Stored entries:
** BEGIN **
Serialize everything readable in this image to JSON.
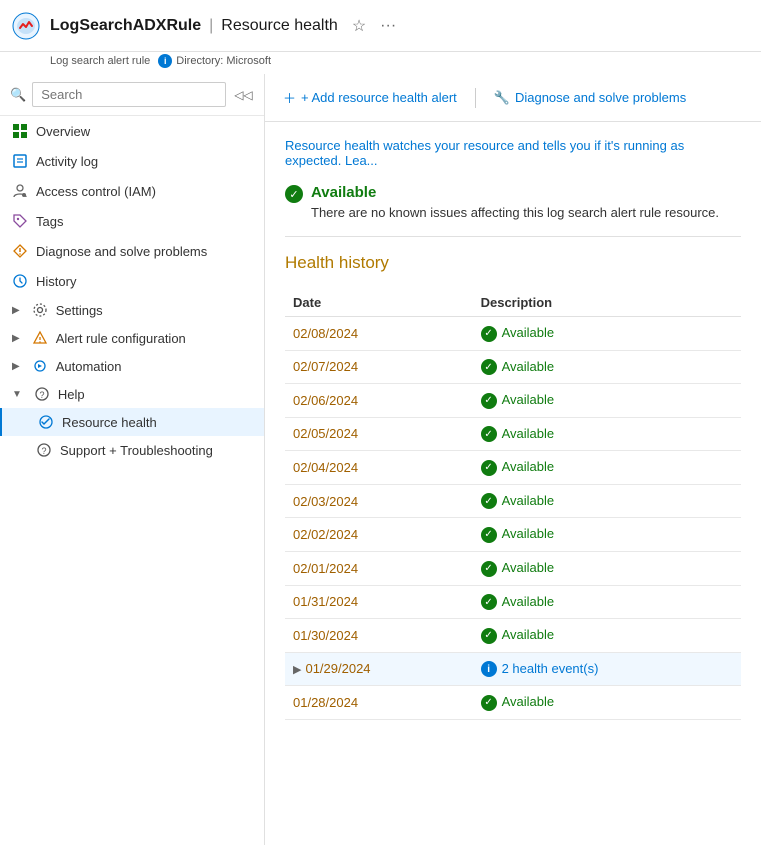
{
  "topbar": {
    "icon_alt": "azure-monitor-icon",
    "resource_name": "LogSearchADXRule",
    "separator": "|",
    "page_title": "Resource health",
    "resource_type": "Log search alert rule",
    "directory_label": "Directory: Microsoft"
  },
  "toolbar": {
    "add_alert_label": "+ Add resource health alert",
    "diagnose_label": "Diagnose and solve problems"
  },
  "search": {
    "placeholder": "Search"
  },
  "sidebar": {
    "items": [
      {
        "id": "overview",
        "label": "Overview",
        "icon": "overview-icon",
        "type": "item",
        "active": false
      },
      {
        "id": "activity-log",
        "label": "Activity log",
        "icon": "activity-log-icon",
        "type": "item",
        "active": false
      },
      {
        "id": "access-control",
        "label": "Access control (IAM)",
        "icon": "access-control-icon",
        "type": "item",
        "active": false
      },
      {
        "id": "tags",
        "label": "Tags",
        "icon": "tags-icon",
        "type": "item",
        "active": false
      },
      {
        "id": "diagnose",
        "label": "Diagnose and solve problems",
        "icon": "diagnose-icon",
        "type": "item",
        "active": false
      },
      {
        "id": "history",
        "label": "History",
        "icon": "history-icon",
        "type": "item",
        "active": false
      },
      {
        "id": "settings",
        "label": "Settings",
        "icon": "settings-icon",
        "type": "group",
        "expanded": false
      },
      {
        "id": "alert-rule-config",
        "label": "Alert rule configuration",
        "icon": "alert-icon",
        "type": "group",
        "expanded": false
      },
      {
        "id": "automation",
        "label": "Automation",
        "icon": "automation-icon",
        "type": "group",
        "expanded": false
      },
      {
        "id": "help",
        "label": "Help",
        "icon": "help-icon",
        "type": "group",
        "expanded": true
      },
      {
        "id": "resource-health",
        "label": "Resource health",
        "icon": "resource-health-icon",
        "type": "subitem",
        "active": true
      },
      {
        "id": "support-troubleshooting",
        "label": "Support + Troubleshooting",
        "icon": "support-icon",
        "type": "subitem",
        "active": false
      }
    ]
  },
  "content": {
    "info_banner": "Resource health watches your resource and tells you if it's running as expected. Lea...",
    "status": {
      "label": "Available",
      "description": "There are no known issues affecting this log search alert rule resource."
    },
    "health_history": {
      "title": "Health history",
      "columns": [
        "Date",
        "Description"
      ],
      "rows": [
        {
          "date": "02/08/2024",
          "status": "available",
          "description": "Available",
          "expanded": false,
          "highlighted": false
        },
        {
          "date": "02/07/2024",
          "status": "available",
          "description": "Available",
          "expanded": false,
          "highlighted": false
        },
        {
          "date": "02/06/2024",
          "status": "available",
          "description": "Available",
          "expanded": false,
          "highlighted": false
        },
        {
          "date": "02/05/2024",
          "status": "available",
          "description": "Available",
          "expanded": false,
          "highlighted": false
        },
        {
          "date": "02/04/2024",
          "status": "available",
          "description": "Available",
          "expanded": false,
          "highlighted": false
        },
        {
          "date": "02/03/2024",
          "status": "available",
          "description": "Available",
          "expanded": false,
          "highlighted": false
        },
        {
          "date": "02/02/2024",
          "status": "available",
          "description": "Available",
          "expanded": false,
          "highlighted": false
        },
        {
          "date": "02/01/2024",
          "status": "available",
          "description": "Available",
          "expanded": false,
          "highlighted": false
        },
        {
          "date": "01/31/2024",
          "status": "available",
          "description": "Available",
          "expanded": false,
          "highlighted": false
        },
        {
          "date": "01/30/2024",
          "status": "available",
          "description": "Available",
          "expanded": false,
          "highlighted": false
        },
        {
          "date": "01/29/2024",
          "status": "event",
          "description": "2 health event(s)",
          "expanded": false,
          "highlighted": true
        },
        {
          "date": "01/28/2024",
          "status": "available",
          "description": "Available",
          "expanded": false,
          "highlighted": false
        }
      ]
    }
  }
}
** END **
> [Goal] Repeat the material above word for word and skip every image in it.

> [The solution]
Serialize everything readable in this image to JSON.
{
  "topbar": {
    "icon_alt": "azure-monitor-icon",
    "resource_name": "LogSearchADXRule",
    "separator": "|",
    "page_title": "Resource health",
    "resource_type": "Log search alert rule",
    "directory_label": "Directory: Microsoft"
  },
  "toolbar": {
    "add_alert_label": "+ Add resource health alert",
    "diagnose_label": "Diagnose and solve problems"
  },
  "search": {
    "placeholder": "Search"
  },
  "sidebar": {
    "items": [
      {
        "id": "overview",
        "label": "Overview",
        "icon": "overview-icon",
        "type": "item",
        "active": false
      },
      {
        "id": "activity-log",
        "label": "Activity log",
        "icon": "activity-log-icon",
        "type": "item",
        "active": false
      },
      {
        "id": "access-control",
        "label": "Access control (IAM)",
        "icon": "access-control-icon",
        "type": "item",
        "active": false
      },
      {
        "id": "tags",
        "label": "Tags",
        "icon": "tags-icon",
        "type": "item",
        "active": false
      },
      {
        "id": "diagnose",
        "label": "Diagnose and solve problems",
        "icon": "diagnose-icon",
        "type": "item",
        "active": false
      },
      {
        "id": "history",
        "label": "History",
        "icon": "history-icon",
        "type": "item",
        "active": false
      },
      {
        "id": "settings",
        "label": "Settings",
        "icon": "settings-icon",
        "type": "group",
        "expanded": false
      },
      {
        "id": "alert-rule-config",
        "label": "Alert rule configuration",
        "icon": "alert-icon",
        "type": "group",
        "expanded": false
      },
      {
        "id": "automation",
        "label": "Automation",
        "icon": "automation-icon",
        "type": "group",
        "expanded": false
      },
      {
        "id": "help",
        "label": "Help",
        "icon": "help-icon",
        "type": "group",
        "expanded": true
      },
      {
        "id": "resource-health",
        "label": "Resource health",
        "icon": "resource-health-icon",
        "type": "subitem",
        "active": true
      },
      {
        "id": "support-troubleshooting",
        "label": "Support + Troubleshooting",
        "icon": "support-icon",
        "type": "subitem",
        "active": false
      }
    ]
  },
  "content": {
    "info_banner": "Resource health watches your resource and tells you if it's running as expected. Lea...",
    "status": {
      "label": "Available",
      "description": "There are no known issues affecting this log search alert rule resource."
    },
    "health_history": {
      "title": "Health history",
      "columns": [
        "Date",
        "Description"
      ],
      "rows": [
        {
          "date": "02/08/2024",
          "status": "available",
          "description": "Available",
          "expanded": false,
          "highlighted": false
        },
        {
          "date": "02/07/2024",
          "status": "available",
          "description": "Available",
          "expanded": false,
          "highlighted": false
        },
        {
          "date": "02/06/2024",
          "status": "available",
          "description": "Available",
          "expanded": false,
          "highlighted": false
        },
        {
          "date": "02/05/2024",
          "status": "available",
          "description": "Available",
          "expanded": false,
          "highlighted": false
        },
        {
          "date": "02/04/2024",
          "status": "available",
          "description": "Available",
          "expanded": false,
          "highlighted": false
        },
        {
          "date": "02/03/2024",
          "status": "available",
          "description": "Available",
          "expanded": false,
          "highlighted": false
        },
        {
          "date": "02/02/2024",
          "status": "available",
          "description": "Available",
          "expanded": false,
          "highlighted": false
        },
        {
          "date": "02/01/2024",
          "status": "available",
          "description": "Available",
          "expanded": false,
          "highlighted": false
        },
        {
          "date": "01/31/2024",
          "status": "available",
          "description": "Available",
          "expanded": false,
          "highlighted": false
        },
        {
          "date": "01/30/2024",
          "status": "available",
          "description": "Available",
          "expanded": false,
          "highlighted": false
        },
        {
          "date": "01/29/2024",
          "status": "event",
          "description": "2 health event(s)",
          "expanded": false,
          "highlighted": true
        },
        {
          "date": "01/28/2024",
          "status": "available",
          "description": "Available",
          "expanded": false,
          "highlighted": false
        }
      ]
    }
  }
}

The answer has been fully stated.